DATASET:
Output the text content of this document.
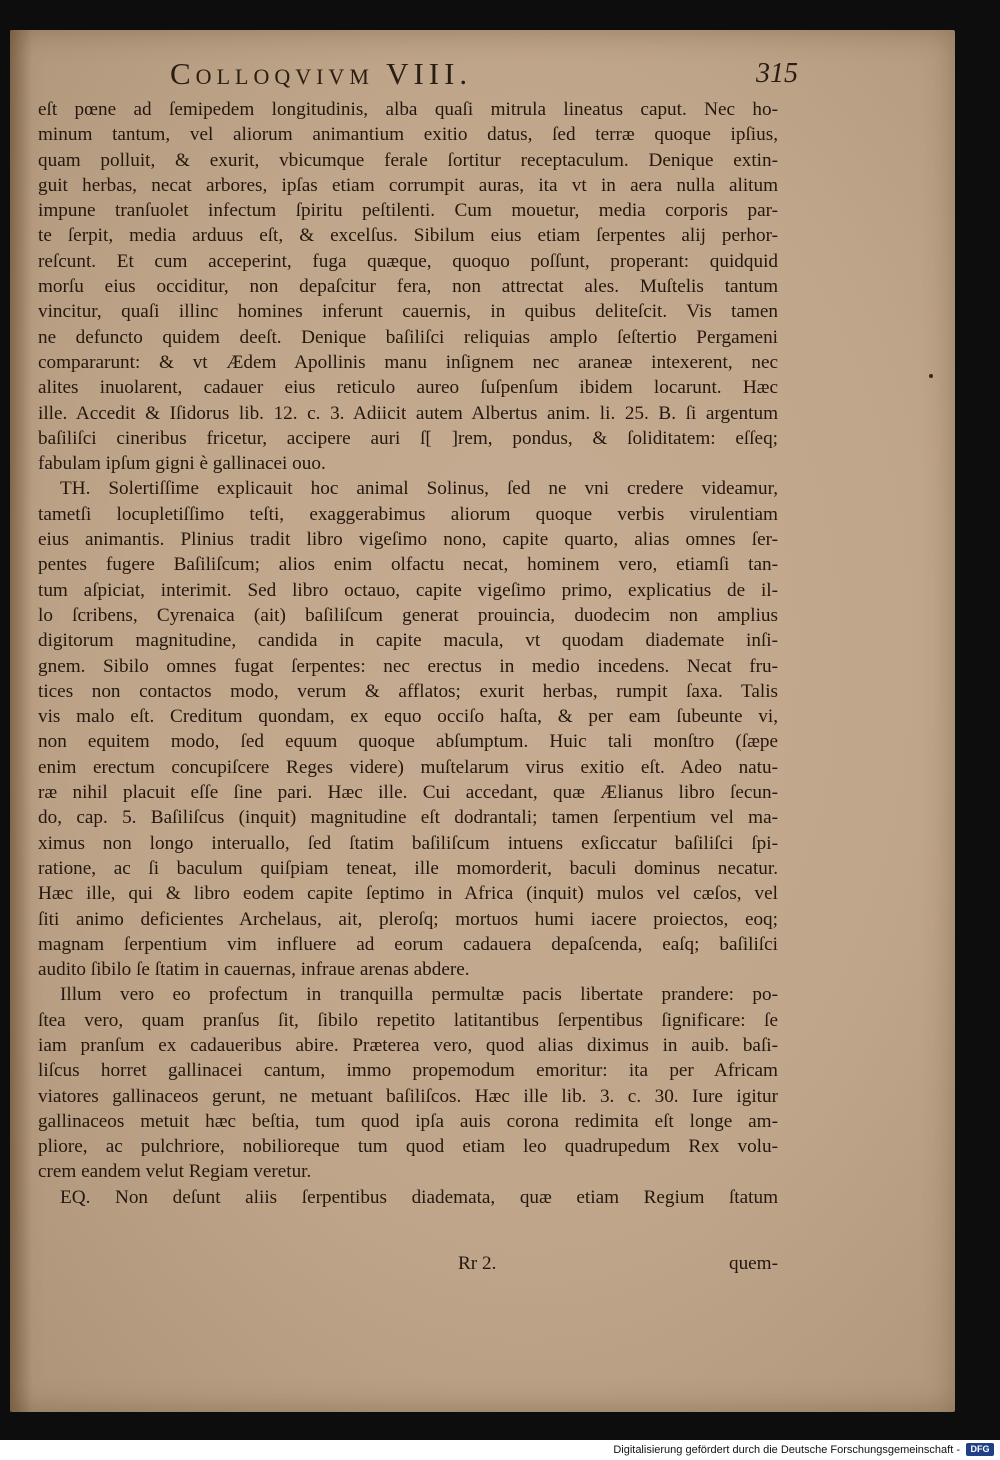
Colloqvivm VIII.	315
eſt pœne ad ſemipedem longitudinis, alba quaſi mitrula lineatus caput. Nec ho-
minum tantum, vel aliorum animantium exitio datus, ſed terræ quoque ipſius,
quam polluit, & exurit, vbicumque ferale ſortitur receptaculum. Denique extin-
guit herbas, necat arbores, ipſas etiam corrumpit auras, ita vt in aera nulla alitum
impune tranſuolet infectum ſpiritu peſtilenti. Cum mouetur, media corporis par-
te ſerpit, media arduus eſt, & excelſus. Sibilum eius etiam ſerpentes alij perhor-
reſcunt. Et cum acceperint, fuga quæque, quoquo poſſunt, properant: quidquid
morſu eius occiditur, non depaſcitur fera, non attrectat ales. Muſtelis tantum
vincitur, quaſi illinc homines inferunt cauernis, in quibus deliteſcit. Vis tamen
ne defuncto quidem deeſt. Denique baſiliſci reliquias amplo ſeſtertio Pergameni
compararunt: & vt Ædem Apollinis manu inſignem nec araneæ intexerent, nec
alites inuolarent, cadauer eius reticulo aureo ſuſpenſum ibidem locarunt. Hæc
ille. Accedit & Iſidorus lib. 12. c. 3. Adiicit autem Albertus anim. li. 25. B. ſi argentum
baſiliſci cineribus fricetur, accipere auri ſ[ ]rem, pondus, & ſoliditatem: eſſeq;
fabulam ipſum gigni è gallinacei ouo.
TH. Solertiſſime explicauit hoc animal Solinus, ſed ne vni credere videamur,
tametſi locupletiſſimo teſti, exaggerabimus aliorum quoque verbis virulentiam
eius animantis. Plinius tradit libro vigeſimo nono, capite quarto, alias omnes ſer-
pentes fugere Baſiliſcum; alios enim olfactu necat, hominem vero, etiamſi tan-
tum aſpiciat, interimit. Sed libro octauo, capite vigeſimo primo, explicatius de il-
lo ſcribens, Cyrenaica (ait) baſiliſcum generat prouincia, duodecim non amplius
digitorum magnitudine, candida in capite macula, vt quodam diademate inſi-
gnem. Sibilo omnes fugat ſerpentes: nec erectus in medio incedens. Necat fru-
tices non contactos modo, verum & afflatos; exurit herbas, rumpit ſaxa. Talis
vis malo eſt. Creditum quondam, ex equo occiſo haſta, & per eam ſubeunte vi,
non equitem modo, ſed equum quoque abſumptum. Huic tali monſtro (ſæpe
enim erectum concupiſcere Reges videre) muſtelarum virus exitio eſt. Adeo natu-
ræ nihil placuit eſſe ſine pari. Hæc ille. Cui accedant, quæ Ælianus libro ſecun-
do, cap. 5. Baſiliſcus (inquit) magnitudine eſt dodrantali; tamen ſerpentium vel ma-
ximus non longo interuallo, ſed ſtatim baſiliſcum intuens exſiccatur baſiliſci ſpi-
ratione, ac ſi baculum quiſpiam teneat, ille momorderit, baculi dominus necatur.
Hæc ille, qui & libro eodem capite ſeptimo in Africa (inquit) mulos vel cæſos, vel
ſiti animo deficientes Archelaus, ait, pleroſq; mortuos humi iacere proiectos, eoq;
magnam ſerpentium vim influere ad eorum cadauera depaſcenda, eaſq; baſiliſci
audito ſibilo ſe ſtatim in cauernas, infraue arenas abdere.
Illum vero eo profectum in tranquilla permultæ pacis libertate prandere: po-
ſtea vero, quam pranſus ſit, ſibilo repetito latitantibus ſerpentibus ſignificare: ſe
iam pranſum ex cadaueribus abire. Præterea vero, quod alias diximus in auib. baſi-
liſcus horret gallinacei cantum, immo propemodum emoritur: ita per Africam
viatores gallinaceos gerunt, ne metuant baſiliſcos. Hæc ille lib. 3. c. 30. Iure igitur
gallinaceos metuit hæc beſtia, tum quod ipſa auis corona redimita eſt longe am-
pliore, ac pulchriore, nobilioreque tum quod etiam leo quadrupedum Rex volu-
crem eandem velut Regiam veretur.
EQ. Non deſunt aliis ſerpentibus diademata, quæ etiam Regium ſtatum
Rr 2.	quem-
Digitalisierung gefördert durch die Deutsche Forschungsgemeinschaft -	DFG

YOUR TASK: Isolate each line of the listing above that includes "exurit". Copy it.

TASK SOLUTION:
quam polluit, & exurit, vbicumque ferale ſortitur receptaculum. Denique extin-
tices non contactos modo, verum & afflatos; exurit herbas, rumpit ſaxa. Talis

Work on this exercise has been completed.